Stated goal: Identify all lines in the data containing the string "Dette". Copy them out.

Entries:
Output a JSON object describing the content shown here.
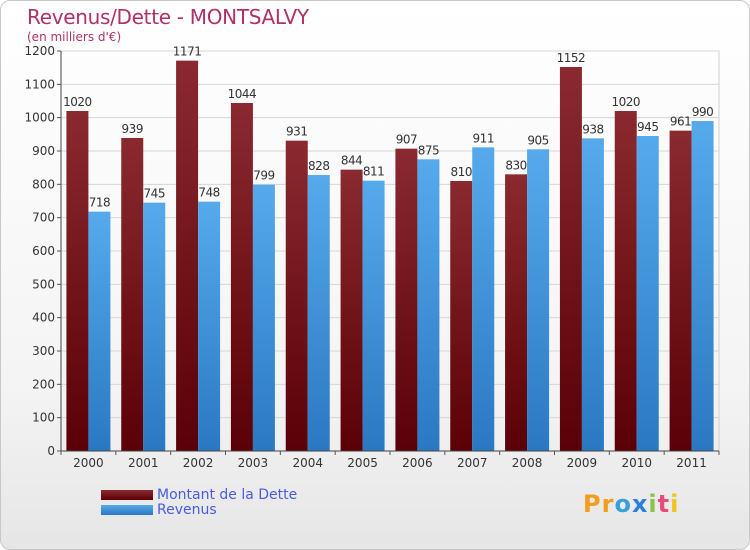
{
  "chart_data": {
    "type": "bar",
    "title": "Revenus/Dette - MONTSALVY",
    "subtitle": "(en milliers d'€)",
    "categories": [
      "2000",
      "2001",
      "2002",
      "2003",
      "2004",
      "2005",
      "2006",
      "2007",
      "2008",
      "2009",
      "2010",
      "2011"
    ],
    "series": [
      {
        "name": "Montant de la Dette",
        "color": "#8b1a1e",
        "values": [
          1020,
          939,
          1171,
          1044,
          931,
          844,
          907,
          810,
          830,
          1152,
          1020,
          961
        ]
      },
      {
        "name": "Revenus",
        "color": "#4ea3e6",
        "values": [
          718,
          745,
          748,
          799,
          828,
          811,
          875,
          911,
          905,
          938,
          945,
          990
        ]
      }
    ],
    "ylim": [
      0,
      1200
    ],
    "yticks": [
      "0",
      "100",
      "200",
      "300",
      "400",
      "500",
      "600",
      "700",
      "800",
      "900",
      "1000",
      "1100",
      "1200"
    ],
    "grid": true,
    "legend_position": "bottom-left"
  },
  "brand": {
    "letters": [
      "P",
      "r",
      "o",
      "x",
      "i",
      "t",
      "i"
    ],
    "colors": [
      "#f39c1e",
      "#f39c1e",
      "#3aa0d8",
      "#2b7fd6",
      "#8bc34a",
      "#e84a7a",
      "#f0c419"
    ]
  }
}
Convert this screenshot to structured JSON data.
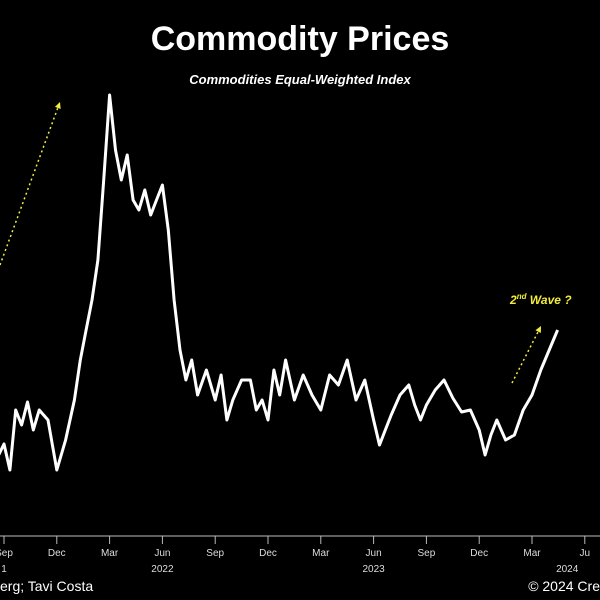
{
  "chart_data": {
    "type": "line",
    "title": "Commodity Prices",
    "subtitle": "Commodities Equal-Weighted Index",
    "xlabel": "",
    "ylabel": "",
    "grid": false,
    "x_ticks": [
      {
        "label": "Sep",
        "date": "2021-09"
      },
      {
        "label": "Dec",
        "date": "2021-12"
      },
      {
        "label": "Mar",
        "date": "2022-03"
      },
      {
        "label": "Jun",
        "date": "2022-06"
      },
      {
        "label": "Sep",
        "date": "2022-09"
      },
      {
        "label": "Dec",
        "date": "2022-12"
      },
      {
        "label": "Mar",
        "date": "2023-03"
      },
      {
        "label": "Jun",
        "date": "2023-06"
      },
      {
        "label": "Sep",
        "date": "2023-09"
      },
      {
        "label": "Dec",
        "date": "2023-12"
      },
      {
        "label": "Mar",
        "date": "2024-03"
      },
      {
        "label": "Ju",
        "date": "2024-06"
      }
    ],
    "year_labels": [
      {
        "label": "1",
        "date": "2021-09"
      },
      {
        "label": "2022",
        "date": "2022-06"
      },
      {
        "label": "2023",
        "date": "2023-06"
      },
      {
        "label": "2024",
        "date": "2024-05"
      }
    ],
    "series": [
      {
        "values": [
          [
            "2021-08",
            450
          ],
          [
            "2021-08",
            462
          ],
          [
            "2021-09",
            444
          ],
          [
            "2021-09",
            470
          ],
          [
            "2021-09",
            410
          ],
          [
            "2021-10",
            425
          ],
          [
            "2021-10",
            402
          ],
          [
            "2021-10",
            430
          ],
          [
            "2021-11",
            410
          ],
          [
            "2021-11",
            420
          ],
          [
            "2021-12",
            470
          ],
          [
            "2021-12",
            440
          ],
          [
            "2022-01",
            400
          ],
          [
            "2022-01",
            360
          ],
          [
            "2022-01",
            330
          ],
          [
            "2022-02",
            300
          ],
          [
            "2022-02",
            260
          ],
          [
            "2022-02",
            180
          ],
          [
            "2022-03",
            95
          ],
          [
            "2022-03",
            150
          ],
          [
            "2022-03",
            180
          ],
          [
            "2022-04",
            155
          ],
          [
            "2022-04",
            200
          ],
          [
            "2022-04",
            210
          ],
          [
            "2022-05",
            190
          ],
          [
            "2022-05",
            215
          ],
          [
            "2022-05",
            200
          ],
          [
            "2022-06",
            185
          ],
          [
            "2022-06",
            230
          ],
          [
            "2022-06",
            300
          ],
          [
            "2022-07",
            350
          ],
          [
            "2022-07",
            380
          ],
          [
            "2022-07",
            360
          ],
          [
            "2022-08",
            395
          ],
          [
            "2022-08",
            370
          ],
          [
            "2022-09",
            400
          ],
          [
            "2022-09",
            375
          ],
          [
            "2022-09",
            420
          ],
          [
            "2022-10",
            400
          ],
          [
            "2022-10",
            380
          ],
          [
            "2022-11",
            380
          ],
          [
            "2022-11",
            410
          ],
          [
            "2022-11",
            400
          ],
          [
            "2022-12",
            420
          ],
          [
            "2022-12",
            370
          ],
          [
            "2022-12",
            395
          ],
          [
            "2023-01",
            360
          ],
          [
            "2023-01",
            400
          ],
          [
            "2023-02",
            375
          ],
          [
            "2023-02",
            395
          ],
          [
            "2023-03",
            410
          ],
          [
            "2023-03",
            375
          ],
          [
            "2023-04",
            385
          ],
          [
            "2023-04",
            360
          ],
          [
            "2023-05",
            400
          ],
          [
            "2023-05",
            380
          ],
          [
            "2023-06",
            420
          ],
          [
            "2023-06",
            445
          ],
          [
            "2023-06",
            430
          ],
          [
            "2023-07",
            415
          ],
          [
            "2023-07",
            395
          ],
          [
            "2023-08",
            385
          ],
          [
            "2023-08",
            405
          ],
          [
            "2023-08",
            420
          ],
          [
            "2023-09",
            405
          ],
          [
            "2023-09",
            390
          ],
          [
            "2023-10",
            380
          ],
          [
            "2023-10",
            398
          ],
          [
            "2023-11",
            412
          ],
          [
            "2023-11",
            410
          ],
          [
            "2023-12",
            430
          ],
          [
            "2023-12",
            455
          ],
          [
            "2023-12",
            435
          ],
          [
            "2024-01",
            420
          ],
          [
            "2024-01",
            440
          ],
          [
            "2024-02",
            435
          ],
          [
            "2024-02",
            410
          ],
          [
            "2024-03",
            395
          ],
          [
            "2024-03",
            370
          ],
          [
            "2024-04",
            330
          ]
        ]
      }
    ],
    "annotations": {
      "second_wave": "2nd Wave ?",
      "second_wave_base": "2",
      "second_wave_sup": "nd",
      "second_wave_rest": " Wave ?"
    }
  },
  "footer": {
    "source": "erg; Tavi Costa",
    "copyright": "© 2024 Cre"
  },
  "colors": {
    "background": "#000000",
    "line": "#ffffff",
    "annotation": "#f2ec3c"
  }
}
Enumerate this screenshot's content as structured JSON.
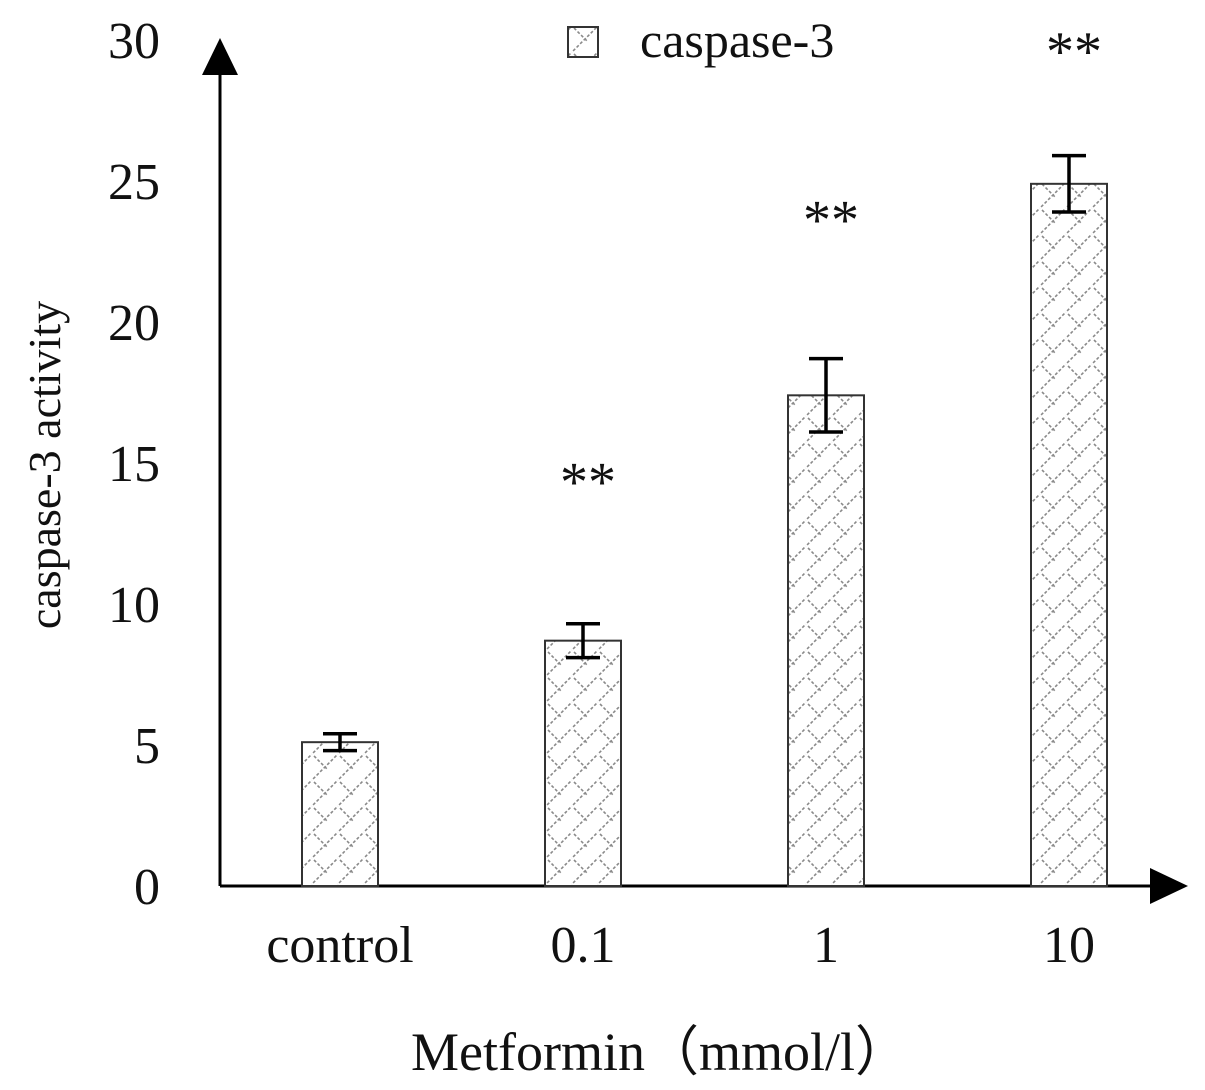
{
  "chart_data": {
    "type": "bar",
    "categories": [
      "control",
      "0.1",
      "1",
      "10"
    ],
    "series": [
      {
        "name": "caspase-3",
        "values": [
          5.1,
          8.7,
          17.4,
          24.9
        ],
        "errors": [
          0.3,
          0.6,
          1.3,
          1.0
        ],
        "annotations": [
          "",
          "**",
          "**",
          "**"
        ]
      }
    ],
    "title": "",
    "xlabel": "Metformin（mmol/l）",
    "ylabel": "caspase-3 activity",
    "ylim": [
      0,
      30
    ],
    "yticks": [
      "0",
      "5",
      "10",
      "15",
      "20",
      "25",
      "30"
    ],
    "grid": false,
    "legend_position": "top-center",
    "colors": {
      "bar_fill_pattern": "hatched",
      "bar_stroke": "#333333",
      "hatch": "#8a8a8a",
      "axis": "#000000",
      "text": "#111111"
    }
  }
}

Task result:
    "title": "Revenus/Dette - MONTSALVY",
        "name": "Montant de la Dette",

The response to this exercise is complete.